● **Work to be completed**
With the images removed, repeat the data below exactly.

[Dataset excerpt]
^^^^^^^^
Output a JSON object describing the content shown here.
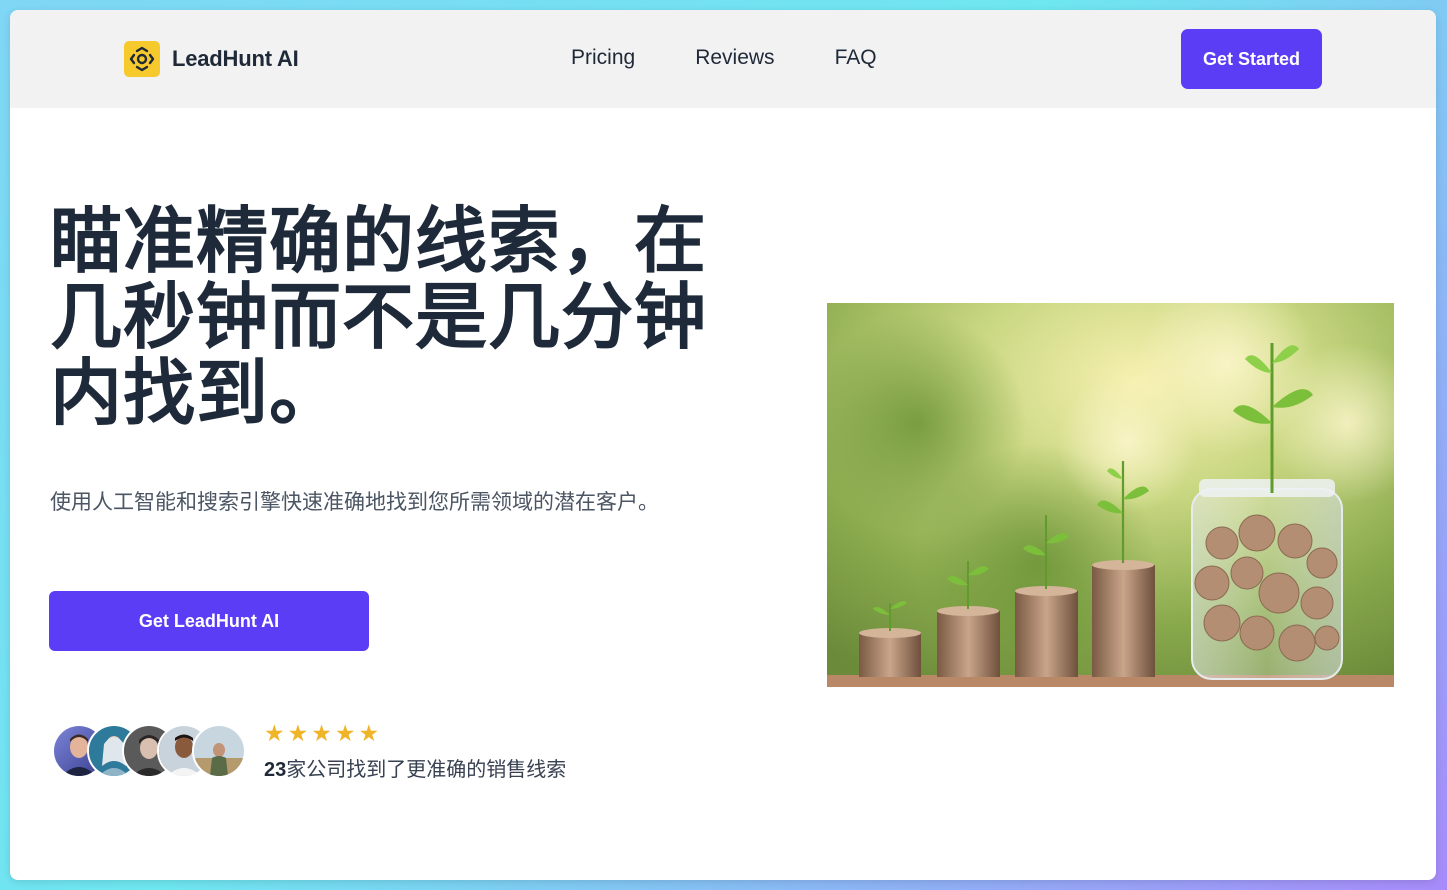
{
  "navbar": {
    "brand_name": "LeadHunt AI",
    "logo_icon": "scan-target-icon",
    "links": [
      "Pricing",
      "Reviews",
      "FAQ"
    ],
    "cta_label": "Get Started"
  },
  "hero": {
    "headline_lines": [
      "瞄准精确的线索，在",
      "几秒钟而不是几分钟",
      "内找到。"
    ],
    "subtext": "使用人工智能和搜索引擎快速准确地找到您所需领域的潜在客户。",
    "cta_label": "Get LeadHunt AI",
    "image": "coin-stacks-with-plants-and-jar"
  },
  "social_proof": {
    "avatar_count": 5,
    "rating": 5,
    "count_text": "23",
    "caption_text": "家公司找到了更准确的销售线索"
  },
  "colors": {
    "accent": "#5b3df5",
    "star": "#f0b429",
    "logo": "#f6c92d",
    "heading": "#1e2a3a",
    "navbar_bg": "#f2f2f3"
  }
}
^^^^^^^^
● **Answer to the problem**
Output a JSON object describing the content shown here.
{
  "navbar": {
    "brand_name": "LeadHunt AI",
    "logo_icon": "scan-target-icon",
    "links": [
      "Pricing",
      "Reviews",
      "FAQ"
    ],
    "cta_label": "Get Started"
  },
  "hero": {
    "headline_lines": [
      "瞄准精确的线索，在",
      "几秒钟而不是几分钟",
      "内找到。"
    ],
    "subtext": "使用人工智能和搜索引擎快速准确地找到您所需领域的潜在客户。",
    "cta_label": "Get LeadHunt AI",
    "image": "coin-stacks-with-plants-and-jar"
  },
  "social_proof": {
    "avatar_count": 5,
    "rating": 5,
    "count_text": "23",
    "caption_text": "家公司找到了更准确的销售线索"
  },
  "colors": {
    "accent": "#5b3df5",
    "star": "#f0b429",
    "logo": "#f6c92d",
    "heading": "#1e2a3a",
    "navbar_bg": "#f2f2f3"
  }
}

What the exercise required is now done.